Take the material and output all of it exactly.

(Data records)
=======
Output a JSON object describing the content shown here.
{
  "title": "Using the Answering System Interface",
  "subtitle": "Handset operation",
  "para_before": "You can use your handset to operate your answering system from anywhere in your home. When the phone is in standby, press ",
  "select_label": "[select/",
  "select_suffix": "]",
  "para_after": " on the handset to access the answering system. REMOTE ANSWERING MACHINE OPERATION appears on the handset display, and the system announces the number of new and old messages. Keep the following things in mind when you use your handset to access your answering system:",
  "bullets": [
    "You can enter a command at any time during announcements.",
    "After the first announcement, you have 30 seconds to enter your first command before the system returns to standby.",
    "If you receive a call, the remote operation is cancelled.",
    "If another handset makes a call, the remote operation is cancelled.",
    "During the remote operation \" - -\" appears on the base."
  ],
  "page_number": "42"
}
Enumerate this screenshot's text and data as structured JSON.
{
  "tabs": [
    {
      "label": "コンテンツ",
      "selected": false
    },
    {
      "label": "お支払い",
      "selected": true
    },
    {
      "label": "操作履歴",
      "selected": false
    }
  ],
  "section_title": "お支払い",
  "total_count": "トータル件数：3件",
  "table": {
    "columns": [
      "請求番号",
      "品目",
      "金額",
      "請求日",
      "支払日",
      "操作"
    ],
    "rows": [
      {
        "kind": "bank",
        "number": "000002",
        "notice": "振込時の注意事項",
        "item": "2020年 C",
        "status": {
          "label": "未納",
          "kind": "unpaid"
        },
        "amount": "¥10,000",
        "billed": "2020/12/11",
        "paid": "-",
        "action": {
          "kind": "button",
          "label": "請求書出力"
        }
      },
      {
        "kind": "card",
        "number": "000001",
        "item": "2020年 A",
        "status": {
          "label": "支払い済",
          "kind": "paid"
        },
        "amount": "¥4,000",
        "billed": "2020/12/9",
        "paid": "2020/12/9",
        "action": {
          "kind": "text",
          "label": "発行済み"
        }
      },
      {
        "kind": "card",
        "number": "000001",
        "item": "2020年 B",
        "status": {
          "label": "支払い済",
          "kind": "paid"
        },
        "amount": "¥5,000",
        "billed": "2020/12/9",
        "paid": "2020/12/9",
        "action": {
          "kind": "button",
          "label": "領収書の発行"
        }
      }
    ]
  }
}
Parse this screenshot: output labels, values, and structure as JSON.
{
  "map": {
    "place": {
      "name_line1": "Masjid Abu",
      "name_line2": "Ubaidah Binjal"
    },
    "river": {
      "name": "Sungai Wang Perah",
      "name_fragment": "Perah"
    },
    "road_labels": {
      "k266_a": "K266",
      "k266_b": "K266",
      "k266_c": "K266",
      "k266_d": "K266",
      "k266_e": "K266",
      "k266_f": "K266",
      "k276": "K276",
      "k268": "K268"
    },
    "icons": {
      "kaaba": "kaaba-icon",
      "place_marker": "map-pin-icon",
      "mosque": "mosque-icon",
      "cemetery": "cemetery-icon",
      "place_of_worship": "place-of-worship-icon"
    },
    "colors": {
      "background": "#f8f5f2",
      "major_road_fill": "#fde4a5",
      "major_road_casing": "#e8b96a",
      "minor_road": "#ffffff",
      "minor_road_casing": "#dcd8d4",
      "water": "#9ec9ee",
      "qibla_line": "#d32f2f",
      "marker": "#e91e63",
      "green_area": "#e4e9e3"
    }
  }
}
=======
▶ **Answer to this task**
Output a JSON object describing the content shown here.
{
  "title": "Using the Answering System Interface",
  "subtitle": "Handset operation",
  "para_before": "You can use your handset to operate your answering system from anywhere in your home. When the phone is in standby, press ",
  "select_label": "[select/",
  "select_suffix": "]",
  "para_after": " on the handset to access the answering system. REMOTE ANSWERING MACHINE OPERATION appears on the handset display, and the system announces the number of new and old messages. Keep the following things in mind when you use your handset to access your answering system:",
  "bullets": [
    "You can enter a command at any time during announcements.",
    "After the first announcement, you have 30 seconds to enter your first command before the system returns to standby.",
    "If you receive a call, the remote operation is cancelled.",
    "If another handset makes a call, the remote operation is cancelled.",
    "During the remote operation \" - -\" appears on the base."
  ],
  "page_number": "42"
}
Enumerate this screenshot's text and data as structured JSON.
{
  "tabs": [
    {
      "label": "コンテンツ",
      "selected": false
    },
    {
      "label": "お支払い",
      "selected": true
    },
    {
      "label": "操作履歴",
      "selected": false
    }
  ],
  "section_title": "お支払い",
  "total_count": "トータル件数：3件",
  "table": {
    "columns": [
      "請求番号",
      "品目",
      "金額",
      "請求日",
      "支払日",
      "操作"
    ],
    "rows": [
      {
        "kind": "bank",
        "number": "000002",
        "notice": "振込時の注意事項",
        "item": "2020年 C",
        "status": {
          "label": "未納",
          "kind": "unpaid"
        },
        "amount": "¥10,000",
        "billed": "2020/12/11",
        "paid": "-",
        "action": {
          "kind": "button",
          "label": "請求書出力"
        }
      },
      {
        "kind": "card",
        "number": "000001",
        "item": "2020年 A",
        "status": {
          "label": "支払い済",
          "kind": "paid"
        },
        "amount": "¥4,000",
        "billed": "2020/12/9",
        "paid": "2020/12/9",
        "action": {
          "kind": "text",
          "label": "発行済み"
        }
      },
      {
        "kind": "card",
        "number": "000001",
        "item": "2020年 B",
        "status": {
          "label": "支払い済",
          "kind": "paid"
        },
        "amount": "¥5,000",
        "billed": "2020/12/9",
        "paid": "2020/12/9",
        "action": {
          "kind": "button",
          "label": "領収書の発行"
        }
      }
    ]
  }
}
Parse this screenshot: output labels, values, and structure as JSON.
{
  "map": {
    "place": {
      "name_line1": "Masjid Abu",
      "name_line2": "Ubaidah Binjal"
    },
    "river": {
      "name": "Sungai Wang Perah",
      "name_fragment": "Perah"
    },
    "road_labels": {
      "k266_a": "K266",
      "k266_b": "K266",
      "k266_c": "K266",
      "k266_d": "K266",
      "k266_e": "K266",
      "k266_f": "K266",
      "k276": "K276",
      "k268": "K268"
    },
    "icons": {
      "kaaba": "kaaba-icon",
      "place_marker": "map-pin-icon",
      "mosque": "mosque-icon",
      "cemetery": "cemetery-icon",
      "place_of_worship": "place-of-worship-icon"
    },
    "colors": {
      "background": "#f8f5f2",
      "major_road_fill": "#fde4a5",
      "major_road_casing": "#e8b96a",
      "minor_road": "#ffffff",
      "minor_road_casing": "#dcd8d4",
      "water": "#9ec9ee",
      "qibla_line": "#d32f2f",
      "marker": "#e91e63",
      "green_area": "#e4e9e3"
    }
  }
}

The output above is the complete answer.